**Exercise objective:** Copy the listing below in full and skip every picture.

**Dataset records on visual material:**
▼
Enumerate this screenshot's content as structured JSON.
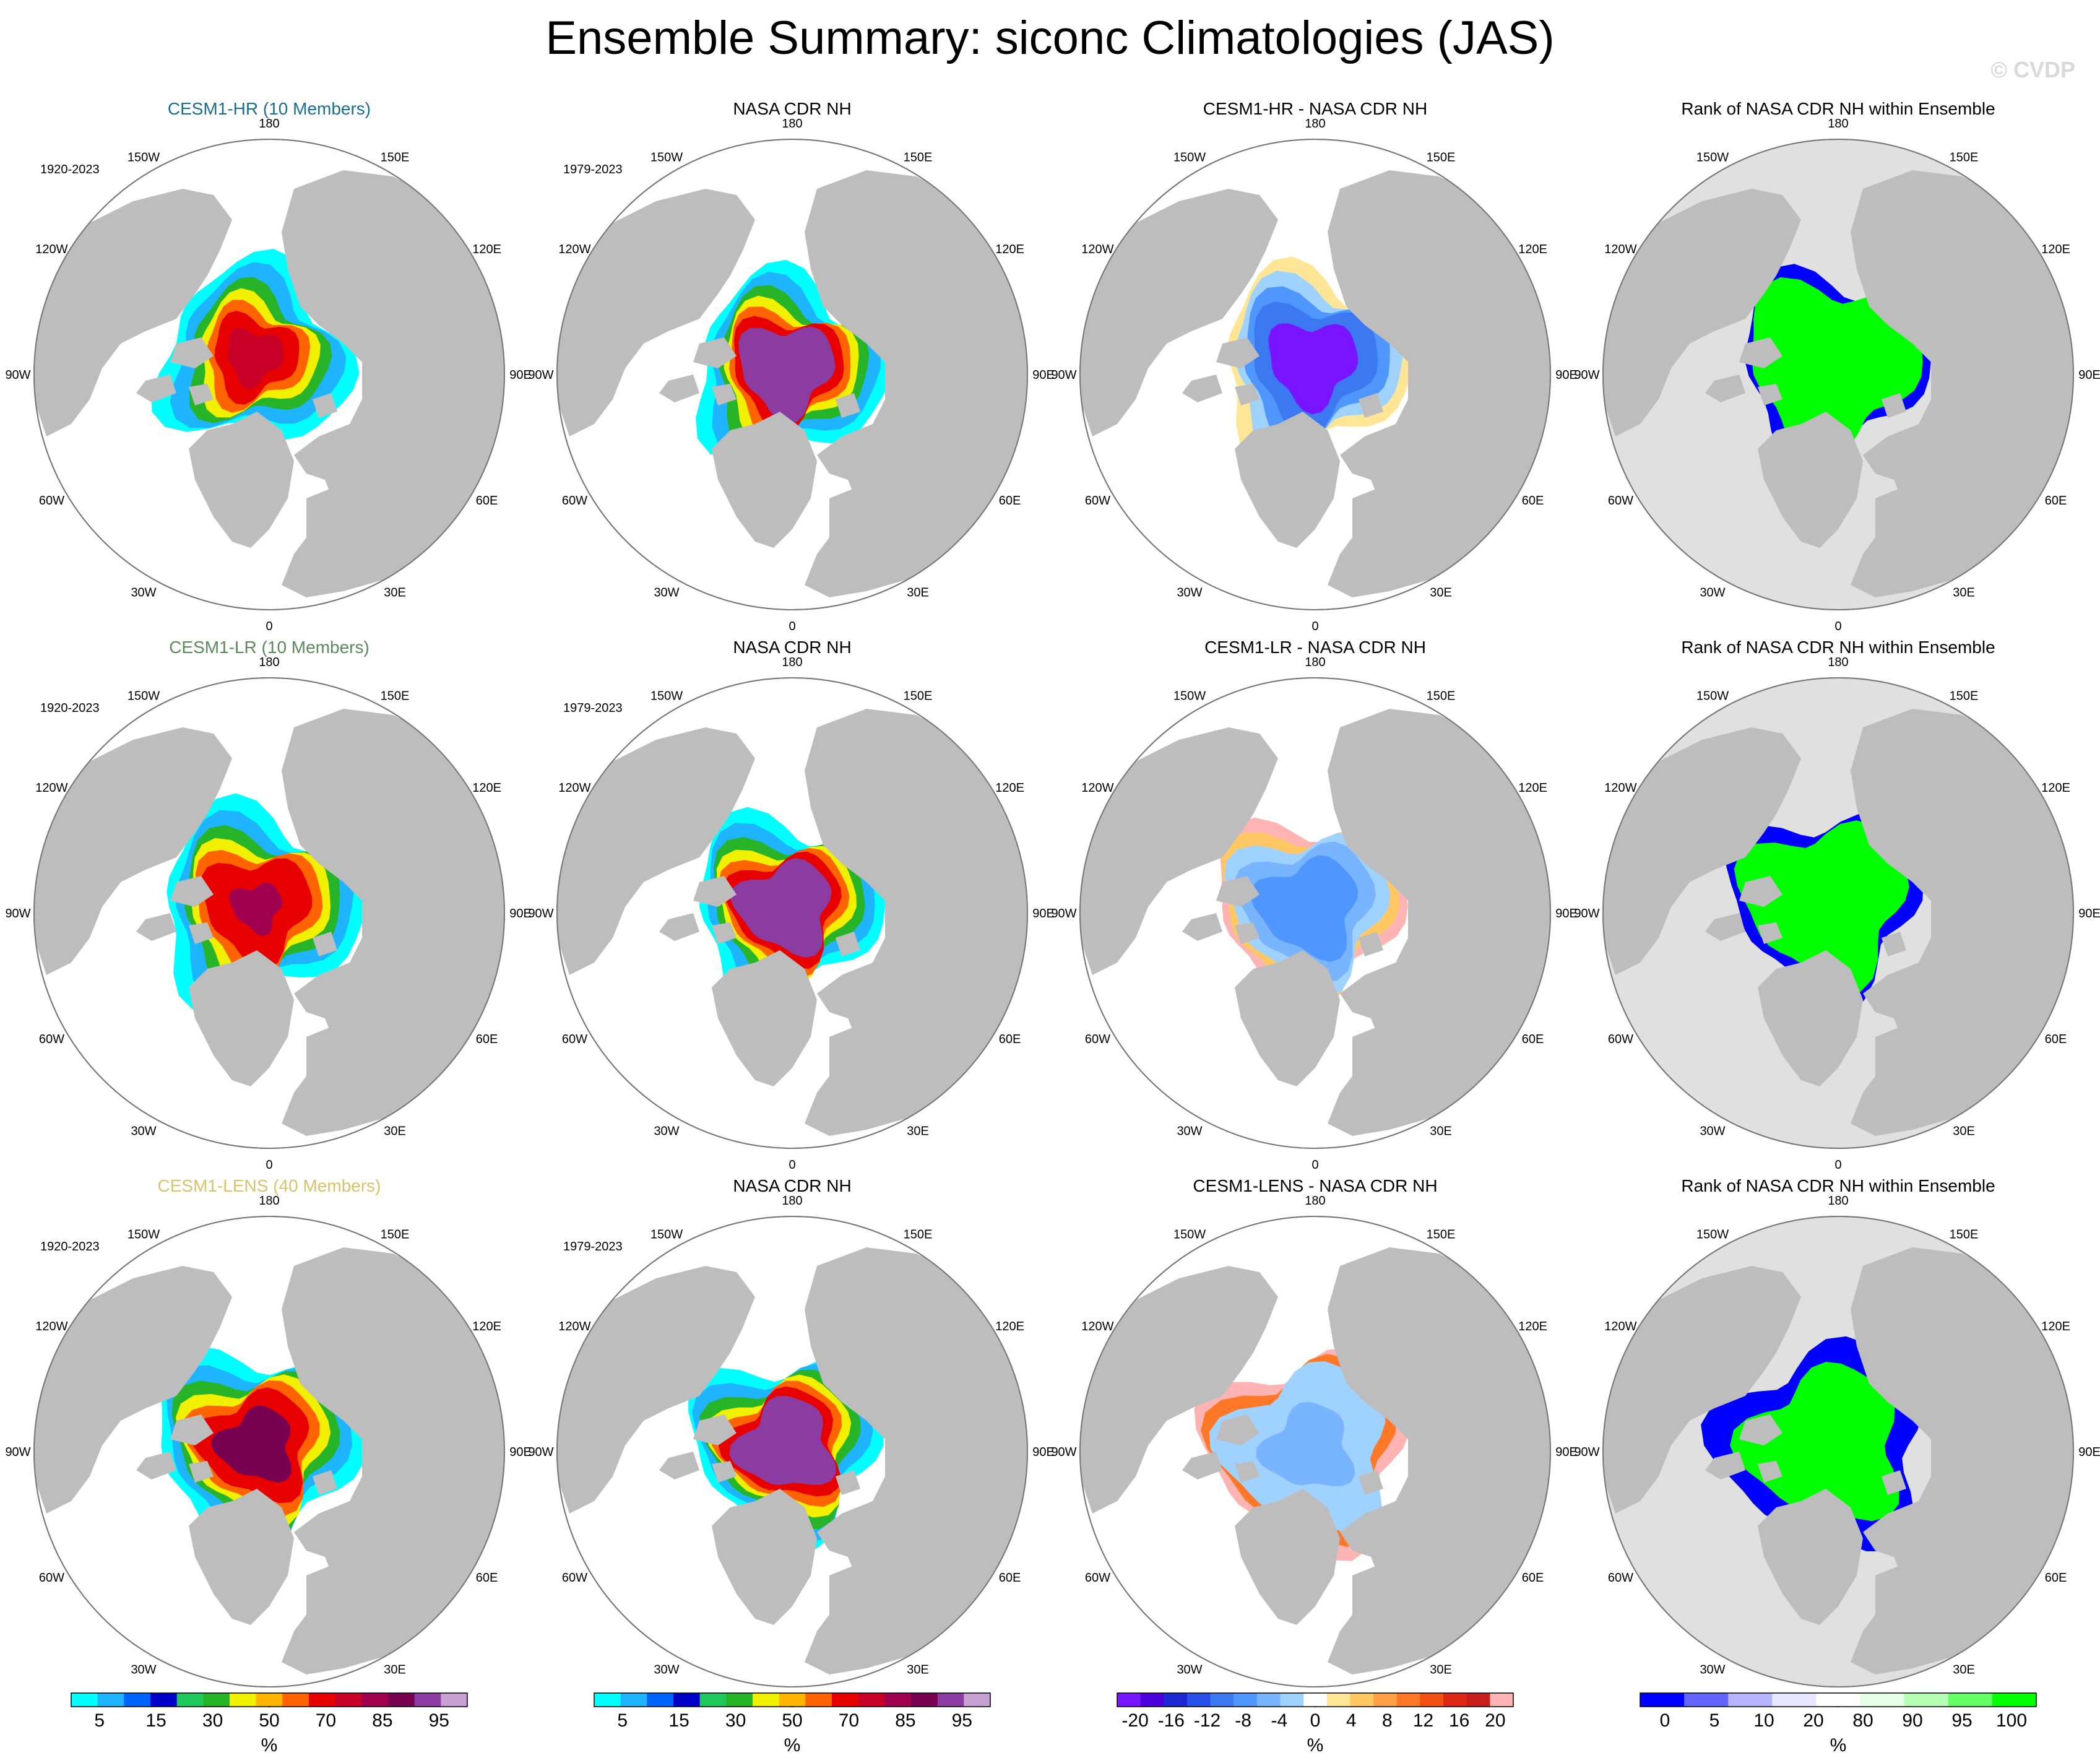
{
  "title": "Ensemble Summary: siconc Climatologies (JAS)",
  "watermark": "© CVDP",
  "label_color_hr": "#1a6e8e",
  "label_color_lr": "#5a8a5a",
  "label_color_lens": "#d8c36a",
  "land_color": "#bdbdbd",
  "ocean_color": "#ffffff",
  "lon_labels": [
    "180",
    "150E",
    "120E",
    "90E",
    "60E",
    "30E",
    "0",
    "30W",
    "60W",
    "90W",
    "120W",
    "150W"
  ],
  "rows": [
    {
      "panels": [
        {
          "title": "CESM1-HR (10 Members)",
          "title_color": "#1a6e8e",
          "years": "1920-2023",
          "kind": "clim",
          "fill": "hr"
        },
        {
          "title": "NASA CDR NH",
          "title_color": "#000000",
          "years": "1979-2023",
          "kind": "clim",
          "fill": "obs"
        },
        {
          "title": "CESM1-HR - NASA CDR NH",
          "title_color": "#000000",
          "years": "",
          "kind": "diff",
          "fill": "diff_hr"
        },
        {
          "title": "Rank of NASA CDR NH within Ensemble",
          "title_color": "#000000",
          "years": "",
          "kind": "rank",
          "fill": "rank_hr"
        }
      ]
    },
    {
      "panels": [
        {
          "title": "CESM1-LR (10 Members)",
          "title_color": "#5a8a5a",
          "years": "1920-2023",
          "kind": "clim",
          "fill": "lr"
        },
        {
          "title": "NASA CDR NH",
          "title_color": "#000000",
          "years": "1979-2023",
          "kind": "clim",
          "fill": "obs"
        },
        {
          "title": "CESM1-LR - NASA CDR NH",
          "title_color": "#000000",
          "years": "",
          "kind": "diff",
          "fill": "diff_lr"
        },
        {
          "title": "Rank of NASA CDR NH within Ensemble",
          "title_color": "#000000",
          "years": "",
          "kind": "rank",
          "fill": "rank_lr"
        }
      ]
    },
    {
      "panels": [
        {
          "title": "CESM1-LENS (40 Members)",
          "title_color": "#d8c36a",
          "years": "1920-2023",
          "kind": "clim",
          "fill": "lens"
        },
        {
          "title": "NASA CDR NH",
          "title_color": "#000000",
          "years": "1979-2023",
          "kind": "clim",
          "fill": "obs"
        },
        {
          "title": "CESM1-LENS - NASA CDR NH",
          "title_color": "#000000",
          "years": "",
          "kind": "diff",
          "fill": "diff_lens"
        },
        {
          "title": "Rank of NASA CDR NH within Ensemble",
          "title_color": "#000000",
          "years": "",
          "kind": "rank",
          "fill": "rank_lens"
        }
      ]
    }
  ],
  "colorbars": [
    {
      "kind": "clim",
      "unit": "%",
      "colors": [
        "#00ffff",
        "#1eb4ff",
        "#0064ff",
        "#0000c8",
        "#1ec85a",
        "#28b428",
        "#f0f000",
        "#ffb400",
        "#ff6400",
        "#e60000",
        "#c80028",
        "#a00050",
        "#780050",
        "#8c3ca0",
        "#c8a0d2"
      ],
      "labels": [
        "5",
        "15",
        "30",
        "50",
        "70",
        "85",
        "95"
      ]
    },
    {
      "kind": "clim",
      "unit": "%",
      "colors": [
        "#00ffff",
        "#1eb4ff",
        "#0064ff",
        "#0000c8",
        "#1ec85a",
        "#28b428",
        "#f0f000",
        "#ffb400",
        "#ff6400",
        "#e60000",
        "#c80028",
        "#a00050",
        "#780050",
        "#8c3ca0",
        "#c8a0d2"
      ],
      "labels": [
        "5",
        "15",
        "30",
        "50",
        "70",
        "85",
        "95"
      ]
    },
    {
      "kind": "diff",
      "unit": "%",
      "colors": [
        "#7814ff",
        "#4b00dc",
        "#1e28d2",
        "#2850e6",
        "#3c78f0",
        "#5096ff",
        "#78b4ff",
        "#a0d2ff",
        "#ffffff",
        "#ffe696",
        "#ffc864",
        "#ffa046",
        "#ff7828",
        "#f05014",
        "#dc2814",
        "#c81e1e",
        "#ffb4b4"
      ],
      "labels": [
        "-20",
        "-16",
        "-12",
        "-8",
        "-4",
        "0",
        "4",
        "8",
        "12",
        "16",
        "20"
      ]
    },
    {
      "kind": "rank",
      "unit": "%",
      "colors": [
        "#0000ff",
        "#6464ff",
        "#b4b4ff",
        "#e6e6ff",
        "#ffffff",
        "#e6ffe6",
        "#b4ffb4",
        "#64ff64",
        "#00ff00"
      ],
      "labels": [
        "0",
        "5",
        "10",
        "20",
        "80",
        "90",
        "95",
        "100"
      ]
    }
  ]
}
▲
**Final result:**
Enumerate this screenshot's content as structured JSON.
{
  "title": "Ensemble Summary: siconc Climatologies (JAS)",
  "watermark": "© CVDP",
  "label_color_hr": "#1a6e8e",
  "label_color_lr": "#5a8a5a",
  "label_color_lens": "#d8c36a",
  "land_color": "#bdbdbd",
  "ocean_color": "#ffffff",
  "lon_labels": [
    "180",
    "150E",
    "120E",
    "90E",
    "60E",
    "30E",
    "0",
    "30W",
    "60W",
    "90W",
    "120W",
    "150W"
  ],
  "rows": [
    {
      "panels": [
        {
          "title": "CESM1-HR (10 Members)",
          "title_color": "#1a6e8e",
          "years": "1920-2023",
          "kind": "clim",
          "fill": "hr"
        },
        {
          "title": "NASA CDR NH",
          "title_color": "#000000",
          "years": "1979-2023",
          "kind": "clim",
          "fill": "obs"
        },
        {
          "title": "CESM1-HR - NASA CDR NH",
          "title_color": "#000000",
          "years": "",
          "kind": "diff",
          "fill": "diff_hr"
        },
        {
          "title": "Rank of NASA CDR NH within Ensemble",
          "title_color": "#000000",
          "years": "",
          "kind": "rank",
          "fill": "rank_hr"
        }
      ]
    },
    {
      "panels": [
        {
          "title": "CESM1-LR (10 Members)",
          "title_color": "#5a8a5a",
          "years": "1920-2023",
          "kind": "clim",
          "fill": "lr"
        },
        {
          "title": "NASA CDR NH",
          "title_color": "#000000",
          "years": "1979-2023",
          "kind": "clim",
          "fill": "obs"
        },
        {
          "title": "CESM1-LR - NASA CDR NH",
          "title_color": "#000000",
          "years": "",
          "kind": "diff",
          "fill": "diff_lr"
        },
        {
          "title": "Rank of NASA CDR NH within Ensemble",
          "title_color": "#000000",
          "years": "",
          "kind": "rank",
          "fill": "rank_lr"
        }
      ]
    },
    {
      "panels": [
        {
          "title": "CESM1-LENS (40 Members)",
          "title_color": "#d8c36a",
          "years": "1920-2023",
          "kind": "clim",
          "fill": "lens"
        },
        {
          "title": "NASA CDR NH",
          "title_color": "#000000",
          "years": "1979-2023",
          "kind": "clim",
          "fill": "obs"
        },
        {
          "title": "CESM1-LENS - NASA CDR NH",
          "title_color": "#000000",
          "years": "",
          "kind": "diff",
          "fill": "diff_lens"
        },
        {
          "title": "Rank of NASA CDR NH within Ensemble",
          "title_color": "#000000",
          "years": "",
          "kind": "rank",
          "fill": "rank_lens"
        }
      ]
    }
  ],
  "colorbars": [
    {
      "kind": "clim",
      "unit": "%",
      "colors": [
        "#00ffff",
        "#1eb4ff",
        "#0064ff",
        "#0000c8",
        "#1ec85a",
        "#28b428",
        "#f0f000",
        "#ffb400",
        "#ff6400",
        "#e60000",
        "#c80028",
        "#a00050",
        "#780050",
        "#8c3ca0",
        "#c8a0d2"
      ],
      "labels": [
        "5",
        "15",
        "30",
        "50",
        "70",
        "85",
        "95"
      ]
    },
    {
      "kind": "clim",
      "unit": "%",
      "colors": [
        "#00ffff",
        "#1eb4ff",
        "#0064ff",
        "#0000c8",
        "#1ec85a",
        "#28b428",
        "#f0f000",
        "#ffb400",
        "#ff6400",
        "#e60000",
        "#c80028",
        "#a00050",
        "#780050",
        "#8c3ca0",
        "#c8a0d2"
      ],
      "labels": [
        "5",
        "15",
        "30",
        "50",
        "70",
        "85",
        "95"
      ]
    },
    {
      "kind": "diff",
      "unit": "%",
      "colors": [
        "#7814ff",
        "#4b00dc",
        "#1e28d2",
        "#2850e6",
        "#3c78f0",
        "#5096ff",
        "#78b4ff",
        "#a0d2ff",
        "#ffffff",
        "#ffe696",
        "#ffc864",
        "#ffa046",
        "#ff7828",
        "#f05014",
        "#dc2814",
        "#c81e1e",
        "#ffb4b4"
      ],
      "labels": [
        "-20",
        "-16",
        "-12",
        "-8",
        "-4",
        "0",
        "4",
        "8",
        "12",
        "16",
        "20"
      ]
    },
    {
      "kind": "rank",
      "unit": "%",
      "colors": [
        "#0000ff",
        "#6464ff",
        "#b4b4ff",
        "#e6e6ff",
        "#ffffff",
        "#e6ffe6",
        "#b4ffb4",
        "#64ff64",
        "#00ff00"
      ],
      "labels": [
        "0",
        "5",
        "10",
        "20",
        "80",
        "90",
        "95",
        "100"
      ]
    }
  ]
}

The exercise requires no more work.